- [Task description] Retype the lines from the one containing "code-line: int j = 1; [140,166,273,191]" through the one containing "fold-line [78,279,79,394]", with nothing changed.

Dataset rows
● ● ● ● ● ● ●
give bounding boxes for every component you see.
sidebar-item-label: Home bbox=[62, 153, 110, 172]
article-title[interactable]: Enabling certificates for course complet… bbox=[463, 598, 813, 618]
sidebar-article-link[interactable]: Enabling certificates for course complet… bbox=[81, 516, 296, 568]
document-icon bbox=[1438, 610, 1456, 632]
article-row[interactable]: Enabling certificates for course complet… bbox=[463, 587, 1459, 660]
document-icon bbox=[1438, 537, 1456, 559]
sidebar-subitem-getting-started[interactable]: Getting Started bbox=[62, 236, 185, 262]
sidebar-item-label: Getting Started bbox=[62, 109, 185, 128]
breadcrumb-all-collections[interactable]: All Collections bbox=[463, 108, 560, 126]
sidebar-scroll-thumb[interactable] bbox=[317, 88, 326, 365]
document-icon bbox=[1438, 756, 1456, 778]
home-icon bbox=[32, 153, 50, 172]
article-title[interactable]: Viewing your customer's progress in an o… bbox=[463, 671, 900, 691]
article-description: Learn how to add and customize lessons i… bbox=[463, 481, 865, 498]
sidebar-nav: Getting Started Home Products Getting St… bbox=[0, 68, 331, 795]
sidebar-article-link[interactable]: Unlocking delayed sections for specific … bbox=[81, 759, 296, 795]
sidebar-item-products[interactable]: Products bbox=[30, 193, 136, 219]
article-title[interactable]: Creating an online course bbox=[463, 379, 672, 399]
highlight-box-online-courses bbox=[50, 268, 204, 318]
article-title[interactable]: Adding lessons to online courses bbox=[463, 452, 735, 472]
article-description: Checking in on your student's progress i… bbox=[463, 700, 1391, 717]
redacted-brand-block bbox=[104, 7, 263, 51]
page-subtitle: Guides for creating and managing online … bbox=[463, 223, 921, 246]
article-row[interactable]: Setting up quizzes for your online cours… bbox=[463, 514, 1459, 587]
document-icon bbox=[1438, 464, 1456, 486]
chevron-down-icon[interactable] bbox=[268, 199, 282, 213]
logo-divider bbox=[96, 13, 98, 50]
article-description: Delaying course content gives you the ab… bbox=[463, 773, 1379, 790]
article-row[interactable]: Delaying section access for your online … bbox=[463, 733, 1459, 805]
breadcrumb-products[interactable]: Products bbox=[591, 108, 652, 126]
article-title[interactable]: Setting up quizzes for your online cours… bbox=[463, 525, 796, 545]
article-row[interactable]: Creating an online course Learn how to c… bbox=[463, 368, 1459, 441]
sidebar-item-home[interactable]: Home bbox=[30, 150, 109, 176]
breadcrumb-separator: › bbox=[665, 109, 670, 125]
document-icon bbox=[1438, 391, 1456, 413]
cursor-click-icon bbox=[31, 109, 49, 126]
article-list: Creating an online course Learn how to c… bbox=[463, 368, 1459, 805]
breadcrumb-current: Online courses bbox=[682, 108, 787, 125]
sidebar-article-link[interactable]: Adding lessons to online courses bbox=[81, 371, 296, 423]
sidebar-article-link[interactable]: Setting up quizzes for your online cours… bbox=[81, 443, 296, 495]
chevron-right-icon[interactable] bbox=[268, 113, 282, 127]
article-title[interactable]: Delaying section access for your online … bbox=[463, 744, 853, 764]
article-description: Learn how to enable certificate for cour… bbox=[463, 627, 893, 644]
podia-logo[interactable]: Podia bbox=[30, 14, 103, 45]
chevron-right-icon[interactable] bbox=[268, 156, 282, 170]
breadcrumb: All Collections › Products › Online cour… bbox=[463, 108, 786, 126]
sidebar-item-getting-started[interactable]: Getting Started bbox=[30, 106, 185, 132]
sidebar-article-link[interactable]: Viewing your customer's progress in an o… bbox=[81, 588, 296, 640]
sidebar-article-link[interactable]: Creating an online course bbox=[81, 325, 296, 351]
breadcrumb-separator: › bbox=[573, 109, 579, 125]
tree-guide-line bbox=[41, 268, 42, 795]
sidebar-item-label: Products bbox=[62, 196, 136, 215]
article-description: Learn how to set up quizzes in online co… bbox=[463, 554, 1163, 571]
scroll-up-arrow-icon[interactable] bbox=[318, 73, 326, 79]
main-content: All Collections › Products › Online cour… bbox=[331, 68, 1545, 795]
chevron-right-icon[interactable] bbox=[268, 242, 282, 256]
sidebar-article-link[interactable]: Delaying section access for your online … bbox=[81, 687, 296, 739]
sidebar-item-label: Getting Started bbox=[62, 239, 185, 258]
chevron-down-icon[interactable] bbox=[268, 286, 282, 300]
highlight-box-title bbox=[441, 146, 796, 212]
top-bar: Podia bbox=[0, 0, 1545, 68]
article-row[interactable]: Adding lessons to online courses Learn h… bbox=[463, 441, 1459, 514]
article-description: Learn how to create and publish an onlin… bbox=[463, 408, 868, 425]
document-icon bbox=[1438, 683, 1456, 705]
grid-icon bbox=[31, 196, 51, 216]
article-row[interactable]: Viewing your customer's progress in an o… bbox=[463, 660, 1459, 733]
● ● ● ● ● ● ●
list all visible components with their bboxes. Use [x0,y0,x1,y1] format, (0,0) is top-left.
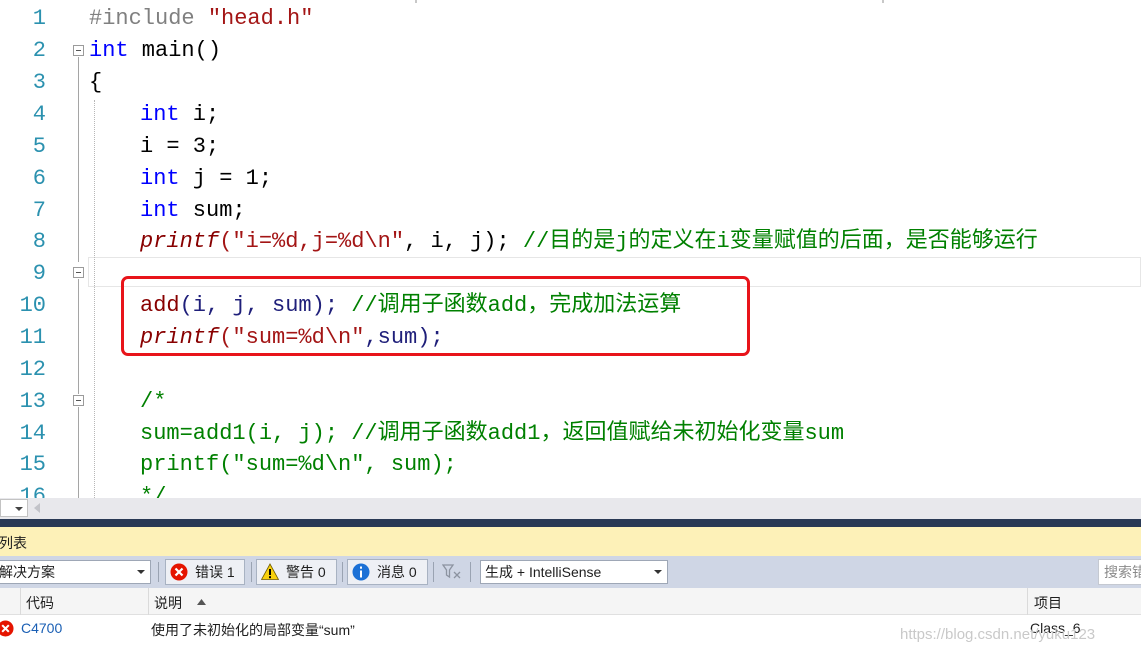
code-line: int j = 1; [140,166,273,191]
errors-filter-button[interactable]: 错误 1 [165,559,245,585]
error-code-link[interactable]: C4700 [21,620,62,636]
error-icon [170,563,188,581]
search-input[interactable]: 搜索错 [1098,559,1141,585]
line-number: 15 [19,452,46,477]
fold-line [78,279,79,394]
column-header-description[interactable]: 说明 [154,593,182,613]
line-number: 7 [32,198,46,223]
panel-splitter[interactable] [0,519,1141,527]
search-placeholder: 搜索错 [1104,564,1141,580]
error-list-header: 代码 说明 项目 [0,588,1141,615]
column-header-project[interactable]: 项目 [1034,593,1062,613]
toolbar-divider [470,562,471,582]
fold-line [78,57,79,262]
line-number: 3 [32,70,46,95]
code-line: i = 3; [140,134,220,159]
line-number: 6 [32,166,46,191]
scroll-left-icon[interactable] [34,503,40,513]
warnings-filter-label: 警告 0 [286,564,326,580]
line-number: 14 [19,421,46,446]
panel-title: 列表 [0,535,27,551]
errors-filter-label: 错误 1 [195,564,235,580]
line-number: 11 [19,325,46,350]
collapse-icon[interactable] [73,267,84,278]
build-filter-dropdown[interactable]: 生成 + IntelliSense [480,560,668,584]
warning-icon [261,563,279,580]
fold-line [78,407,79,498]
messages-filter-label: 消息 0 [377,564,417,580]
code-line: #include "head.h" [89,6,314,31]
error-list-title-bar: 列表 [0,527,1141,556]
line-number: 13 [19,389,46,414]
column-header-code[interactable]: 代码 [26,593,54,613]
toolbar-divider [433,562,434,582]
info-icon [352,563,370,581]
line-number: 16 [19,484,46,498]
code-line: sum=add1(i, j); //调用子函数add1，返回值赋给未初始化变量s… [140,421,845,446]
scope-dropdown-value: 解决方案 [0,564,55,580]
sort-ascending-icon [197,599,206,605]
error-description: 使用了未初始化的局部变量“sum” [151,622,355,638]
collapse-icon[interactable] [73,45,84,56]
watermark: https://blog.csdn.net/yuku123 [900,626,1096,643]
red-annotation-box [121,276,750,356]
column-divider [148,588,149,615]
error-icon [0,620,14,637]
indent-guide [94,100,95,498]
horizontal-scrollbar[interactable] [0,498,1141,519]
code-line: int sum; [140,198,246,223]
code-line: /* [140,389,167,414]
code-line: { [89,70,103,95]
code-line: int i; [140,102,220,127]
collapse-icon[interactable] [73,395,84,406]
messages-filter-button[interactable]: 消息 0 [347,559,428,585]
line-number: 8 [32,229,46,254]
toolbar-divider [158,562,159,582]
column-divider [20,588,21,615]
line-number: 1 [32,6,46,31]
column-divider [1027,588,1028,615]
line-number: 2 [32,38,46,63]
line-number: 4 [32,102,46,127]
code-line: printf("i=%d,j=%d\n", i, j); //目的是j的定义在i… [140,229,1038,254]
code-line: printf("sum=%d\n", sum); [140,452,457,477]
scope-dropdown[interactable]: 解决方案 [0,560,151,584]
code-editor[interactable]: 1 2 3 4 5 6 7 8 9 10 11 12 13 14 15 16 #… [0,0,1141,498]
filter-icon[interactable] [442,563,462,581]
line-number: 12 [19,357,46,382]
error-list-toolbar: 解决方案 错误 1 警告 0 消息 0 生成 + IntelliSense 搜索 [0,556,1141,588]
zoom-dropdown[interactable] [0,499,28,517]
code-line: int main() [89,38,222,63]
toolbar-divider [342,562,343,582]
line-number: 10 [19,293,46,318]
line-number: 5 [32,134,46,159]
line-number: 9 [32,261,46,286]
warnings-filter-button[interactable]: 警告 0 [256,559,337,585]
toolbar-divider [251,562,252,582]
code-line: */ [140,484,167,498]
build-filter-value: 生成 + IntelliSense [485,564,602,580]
● ● ● ● ● ● ●
- [Output for this task]
code-line: int j = 1; [140,166,273,191]
errors-filter-button[interactable]: 错误 1 [165,559,245,585]
error-code-link[interactable]: C4700 [21,620,62,636]
error-icon [170,563,188,581]
search-input[interactable]: 搜索错 [1098,559,1141,585]
line-number: 15 [19,452,46,477]
fold-line [78,279,79,394]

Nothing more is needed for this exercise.